» Extracted data entries
++++++++++++++++++++

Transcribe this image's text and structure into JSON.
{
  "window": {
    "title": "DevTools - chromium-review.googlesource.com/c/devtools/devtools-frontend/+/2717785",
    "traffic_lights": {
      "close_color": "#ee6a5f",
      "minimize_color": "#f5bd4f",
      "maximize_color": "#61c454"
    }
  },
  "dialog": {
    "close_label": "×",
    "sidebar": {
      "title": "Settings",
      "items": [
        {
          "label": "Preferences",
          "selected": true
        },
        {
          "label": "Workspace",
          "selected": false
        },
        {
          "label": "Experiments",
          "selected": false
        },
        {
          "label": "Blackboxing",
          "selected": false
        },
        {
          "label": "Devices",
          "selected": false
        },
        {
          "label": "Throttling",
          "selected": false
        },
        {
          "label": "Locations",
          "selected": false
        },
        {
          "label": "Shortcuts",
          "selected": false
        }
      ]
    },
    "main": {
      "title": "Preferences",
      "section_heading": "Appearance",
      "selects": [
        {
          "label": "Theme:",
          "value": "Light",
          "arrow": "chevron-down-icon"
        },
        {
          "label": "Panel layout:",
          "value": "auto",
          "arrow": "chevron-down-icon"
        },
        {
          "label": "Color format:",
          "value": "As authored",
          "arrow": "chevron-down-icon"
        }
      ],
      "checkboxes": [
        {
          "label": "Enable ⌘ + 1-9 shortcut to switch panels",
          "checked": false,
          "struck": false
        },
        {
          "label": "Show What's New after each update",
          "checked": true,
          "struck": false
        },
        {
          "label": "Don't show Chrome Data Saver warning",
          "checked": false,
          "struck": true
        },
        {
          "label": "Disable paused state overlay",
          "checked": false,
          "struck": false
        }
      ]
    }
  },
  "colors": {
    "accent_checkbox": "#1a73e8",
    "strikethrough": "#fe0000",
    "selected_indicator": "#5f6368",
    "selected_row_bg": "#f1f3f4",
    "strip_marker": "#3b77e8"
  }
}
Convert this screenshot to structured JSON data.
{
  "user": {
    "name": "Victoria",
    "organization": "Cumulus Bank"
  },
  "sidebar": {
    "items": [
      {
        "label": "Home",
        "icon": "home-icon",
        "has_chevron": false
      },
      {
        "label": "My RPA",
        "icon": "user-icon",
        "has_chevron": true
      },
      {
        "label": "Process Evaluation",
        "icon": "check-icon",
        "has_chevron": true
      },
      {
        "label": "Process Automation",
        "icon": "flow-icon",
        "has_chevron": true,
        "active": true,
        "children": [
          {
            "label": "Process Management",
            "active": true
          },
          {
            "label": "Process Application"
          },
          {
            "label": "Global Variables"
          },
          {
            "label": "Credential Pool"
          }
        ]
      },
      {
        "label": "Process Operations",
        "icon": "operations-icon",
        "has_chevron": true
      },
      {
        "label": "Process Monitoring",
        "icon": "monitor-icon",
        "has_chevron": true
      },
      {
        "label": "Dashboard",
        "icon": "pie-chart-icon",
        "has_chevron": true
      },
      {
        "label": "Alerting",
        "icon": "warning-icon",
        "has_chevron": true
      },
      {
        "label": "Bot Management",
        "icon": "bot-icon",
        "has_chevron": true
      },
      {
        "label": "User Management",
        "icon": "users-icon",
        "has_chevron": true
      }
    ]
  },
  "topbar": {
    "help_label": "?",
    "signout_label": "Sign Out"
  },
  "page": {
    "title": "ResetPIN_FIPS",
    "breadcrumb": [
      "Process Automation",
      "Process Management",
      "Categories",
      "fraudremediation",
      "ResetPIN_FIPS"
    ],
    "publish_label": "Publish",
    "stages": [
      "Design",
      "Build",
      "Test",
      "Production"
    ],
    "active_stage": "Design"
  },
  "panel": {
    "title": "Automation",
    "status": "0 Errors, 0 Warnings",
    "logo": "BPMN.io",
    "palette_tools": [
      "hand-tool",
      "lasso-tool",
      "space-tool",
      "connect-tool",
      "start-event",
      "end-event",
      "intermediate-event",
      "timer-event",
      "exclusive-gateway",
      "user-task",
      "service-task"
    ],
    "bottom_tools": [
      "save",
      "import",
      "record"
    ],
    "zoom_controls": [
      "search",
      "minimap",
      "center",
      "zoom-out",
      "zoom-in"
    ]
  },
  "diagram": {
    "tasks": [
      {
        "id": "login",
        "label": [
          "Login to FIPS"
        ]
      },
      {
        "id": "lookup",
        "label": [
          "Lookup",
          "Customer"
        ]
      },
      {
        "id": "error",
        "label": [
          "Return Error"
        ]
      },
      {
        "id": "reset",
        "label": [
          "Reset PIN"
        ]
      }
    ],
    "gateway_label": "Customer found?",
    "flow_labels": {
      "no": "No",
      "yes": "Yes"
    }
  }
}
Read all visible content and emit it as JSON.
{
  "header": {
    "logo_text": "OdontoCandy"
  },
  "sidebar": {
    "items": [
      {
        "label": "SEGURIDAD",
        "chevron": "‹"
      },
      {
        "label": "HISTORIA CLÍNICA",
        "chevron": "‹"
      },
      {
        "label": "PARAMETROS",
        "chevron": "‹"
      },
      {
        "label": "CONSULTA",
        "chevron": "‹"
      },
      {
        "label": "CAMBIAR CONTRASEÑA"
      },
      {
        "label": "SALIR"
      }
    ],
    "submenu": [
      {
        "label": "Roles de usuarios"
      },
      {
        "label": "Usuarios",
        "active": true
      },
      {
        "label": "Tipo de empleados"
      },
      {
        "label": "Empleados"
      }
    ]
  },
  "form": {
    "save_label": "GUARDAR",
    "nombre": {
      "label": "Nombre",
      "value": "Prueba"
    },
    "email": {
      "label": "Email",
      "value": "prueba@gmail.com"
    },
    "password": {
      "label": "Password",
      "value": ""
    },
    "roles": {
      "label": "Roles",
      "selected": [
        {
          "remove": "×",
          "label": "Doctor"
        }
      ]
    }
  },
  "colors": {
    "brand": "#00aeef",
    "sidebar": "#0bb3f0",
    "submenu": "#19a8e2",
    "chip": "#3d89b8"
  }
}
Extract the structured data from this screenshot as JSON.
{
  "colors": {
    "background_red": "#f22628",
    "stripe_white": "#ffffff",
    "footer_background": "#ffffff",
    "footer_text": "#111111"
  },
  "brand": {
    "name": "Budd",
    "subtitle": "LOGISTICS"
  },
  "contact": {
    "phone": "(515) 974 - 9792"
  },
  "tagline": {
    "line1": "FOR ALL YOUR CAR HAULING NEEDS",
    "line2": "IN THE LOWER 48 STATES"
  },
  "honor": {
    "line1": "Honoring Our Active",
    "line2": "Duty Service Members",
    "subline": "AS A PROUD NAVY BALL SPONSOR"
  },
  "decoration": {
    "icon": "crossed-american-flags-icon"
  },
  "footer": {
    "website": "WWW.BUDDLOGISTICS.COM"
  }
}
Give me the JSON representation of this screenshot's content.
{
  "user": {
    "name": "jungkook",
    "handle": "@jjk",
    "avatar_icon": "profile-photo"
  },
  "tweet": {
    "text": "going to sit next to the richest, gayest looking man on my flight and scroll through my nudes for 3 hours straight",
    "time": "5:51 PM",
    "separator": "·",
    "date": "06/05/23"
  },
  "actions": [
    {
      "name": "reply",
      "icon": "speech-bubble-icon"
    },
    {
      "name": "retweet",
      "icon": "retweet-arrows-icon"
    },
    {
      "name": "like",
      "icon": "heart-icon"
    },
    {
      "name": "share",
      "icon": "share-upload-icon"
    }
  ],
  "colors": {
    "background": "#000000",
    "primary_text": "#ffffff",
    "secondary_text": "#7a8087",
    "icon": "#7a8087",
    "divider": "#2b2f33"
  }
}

++++++++++++++++++++

» What is expected
Write out every line of the records exactly.

» Problem solution
Transcribe this image's text and structure into JSON.
{
  "window": {
    "title": "DevTools - chromium-review.googlesource.com/c/devtools/devtools-frontend/+/2717785",
    "traffic_lights": {
      "close_color": "#ee6a5f",
      "minimize_color": "#f5bd4f",
      "maximize_color": "#61c454"
    }
  },
  "dialog": {
    "close_label": "×",
    "sidebar": {
      "title": "Settings",
      "items": [
        {
          "label": "Preferences",
          "selected": true
        },
        {
          "label": "Workspace",
          "selected": false
        },
        {
          "label": "Experiments",
          "selected": false
        },
        {
          "label": "Blackboxing",
          "selected": false
        },
        {
          "label": "Devices",
          "selected": false
        },
        {
          "label": "Throttling",
          "selected": false
        },
        {
          "label": "Locations",
          "selected": false
        },
        {
          "label": "Shortcuts",
          "selected": false
        }
      ]
    },
    "main": {
      "title": "Preferences",
      "section_heading": "Appearance",
      "selects": [
        {
          "label": "Theme:",
          "value": "Light",
          "arrow": "chevron-down-icon"
        },
        {
          "label": "Panel layout:",
          "value": "auto",
          "arrow": "chevron-down-icon"
        },
        {
          "label": "Color format:",
          "value": "As authored",
          "arrow": "chevron-down-icon"
        }
      ],
      "checkboxes": [
        {
          "label": "Enable ⌘ + 1-9 shortcut to switch panels",
          "checked": false,
          "struck": false
        },
        {
          "label": "Show What's New after each update",
          "checked": true,
          "struck": false
        },
        {
          "label": "Don't show Chrome Data Saver warning",
          "checked": false,
          "struck": true
        },
        {
          "label": "Disable paused state overlay",
          "checked": false,
          "struck": false
        }
      ]
    }
  },
  "colors": {
    "accent_checkbox": "#1a73e8",
    "strikethrough": "#fe0000",
    "selected_indicator": "#5f6368",
    "selected_row_bg": "#f1f3f4",
    "strip_marker": "#3b77e8"
  }
}
Convert this screenshot to structured JSON data.
{
  "user": {
    "name": "Victoria",
    "organization": "Cumulus Bank"
  },
  "sidebar": {
    "items": [
      {
        "label": "Home",
        "icon": "home-icon",
        "has_chevron": false
      },
      {
        "label": "My RPA",
        "icon": "user-icon",
        "has_chevron": true
      },
      {
        "label": "Process Evaluation",
        "icon": "check-icon",
        "has_chevron": true
      },
      {
        "label": "Process Automation",
        "icon": "flow-icon",
        "has_chevron": true,
        "active": true,
        "children": [
          {
            "label": "Process Management",
            "active": true
          },
          {
            "label": "Process Application"
          },
          {
            "label": "Global Variables"
          },
          {
            "label": "Credential Pool"
          }
        ]
      },
      {
        "label": "Process Operations",
        "icon": "operations-icon",
        "has_chevron": true
      },
      {
        "label": "Process Monitoring",
        "icon": "monitor-icon",
        "has_chevron": true
      },
      {
        "label": "Dashboard",
        "icon": "pie-chart-icon",
        "has_chevron": true
      },
      {
        "label": "Alerting",
        "icon": "warning-icon",
        "has_chevron": true
      },
      {
        "label": "Bot Management",
        "icon": "bot-icon",
        "has_chevron": true
      },
      {
        "label": "User Management",
        "icon": "users-icon",
        "has_chevron": true
      }
    ]
  },
  "topbar": {
    "help_label": "?",
    "signout_label": "Sign Out"
  },
  "page": {
    "title": "ResetPIN_FIPS",
    "breadcrumb": [
      "Process Automation",
      "Process Management",
      "Categories",
      "fraudremediation",
      "ResetPIN_FIPS"
    ],
    "publish_label": "Publish",
    "stages": [
      "Design",
      "Build",
      "Test",
      "Production"
    ],
    "active_stage": "Design"
  },
  "panel": {
    "title": "Automation",
    "status": "0 Errors, 0 Warnings",
    "logo": "BPMN.io",
    "palette_tools": [
      "hand-tool",
      "lasso-tool",
      "space-tool",
      "connect-tool",
      "start-event",
      "end-event",
      "intermediate-event",
      "timer-event",
      "exclusive-gateway",
      "user-task",
      "service-task"
    ],
    "bottom_tools": [
      "save",
      "import",
      "record"
    ],
    "zoom_controls": [
      "search",
      "minimap",
      "center",
      "zoom-out",
      "zoom-in"
    ]
  },
  "diagram": {
    "tasks": [
      {
        "id": "login",
        "label": [
          "Login to FIPS"
        ]
      },
      {
        "id": "lookup",
        "label": [
          "Lookup",
          "Customer"
        ]
      },
      {
        "id": "error",
        "label": [
          "Return Error"
        ]
      },
      {
        "id": "reset",
        "label": [
          "Reset PIN"
        ]
      }
    ],
    "gateway_label": "Customer found?",
    "flow_labels": {
      "no": "No",
      "yes": "Yes"
    }
  }
}
Read all visible content and emit it as JSON.
{
  "header": {
    "logo_text": "OdontoCandy"
  },
  "sidebar": {
    "items": [
      {
        "label": "SEGURIDAD",
        "chevron": "‹"
      },
      {
        "label": "HISTORIA CLÍNICA",
        "chevron": "‹"
      },
      {
        "label": "PARAMETROS",
        "chevron": "‹"
      },
      {
        "label": "CONSULTA",
        "chevron": "‹"
      },
      {
        "label": "CAMBIAR CONTRASEÑA"
      },
      {
        "label": "SALIR"
      }
    ],
    "submenu": [
      {
        "label": "Roles de usuarios"
      },
      {
        "label": "Usuarios",
        "active": true
      },
      {
        "label": "Tipo de empleados"
      },
      {
        "label": "Empleados"
      }
    ]
  },
  "form": {
    "save_label": "GUARDAR",
    "nombre": {
      "label": "Nombre",
      "value": "Prueba"
    },
    "email": {
      "label": "Email",
      "value": "prueba@gmail.com"
    },
    "password": {
      "label": "Password",
      "value": ""
    },
    "roles": {
      "label": "Roles",
      "selected": [
        {
          "remove": "×",
          "label": "Doctor"
        }
      ]
    }
  },
  "colors": {
    "brand": "#00aeef",
    "sidebar": "#0bb3f0",
    "submenu": "#19a8e2",
    "chip": "#3d89b8"
  }
}
Extract the structured data from this screenshot as JSON.
{
  "colors": {
    "background_red": "#f22628",
    "stripe_white": "#ffffff",
    "footer_background": "#ffffff",
    "footer_text": "#111111"
  },
  "brand": {
    "name": "Budd",
    "subtitle": "LOGISTICS"
  },
  "contact": {
    "phone": "(515) 974 - 9792"
  },
  "tagline": {
    "line1": "FOR ALL YOUR CAR HAULING NEEDS",
    "line2": "IN THE LOWER 48 STATES"
  },
  "honor": {
    "line1": "Honoring Our Active",
    "line2": "Duty Service Members",
    "subline": "AS A PROUD NAVY BALL SPONSOR"
  },
  "decoration": {
    "icon": "crossed-american-flags-icon"
  },
  "footer": {
    "website": "WWW.BUDDLOGISTICS.COM"
  }
}
Give me the JSON representation of this screenshot's content.
{
  "user": {
    "name": "jungkook",
    "handle": "@jjk",
    "avatar_icon": "profile-photo"
  },
  "tweet": {
    "text": "going to sit next to the richest, gayest looking man on my flight and scroll through my nudes for 3 hours straight",
    "time": "5:51 PM",
    "separator": "·",
    "date": "06/05/23"
  },
  "actions": [
    {
      "name": "reply",
      "icon": "speech-bubble-icon"
    },
    {
      "name": "retweet",
      "icon": "retweet-arrows-icon"
    },
    {
      "name": "like",
      "icon": "heart-icon"
    },
    {
      "name": "share",
      "icon": "share-upload-icon"
    }
  ],
  "colors": {
    "background": "#000000",
    "primary_text": "#ffffff",
    "secondary_text": "#7a8087",
    "icon": "#7a8087",
    "divider": "#2b2f33"
  }
}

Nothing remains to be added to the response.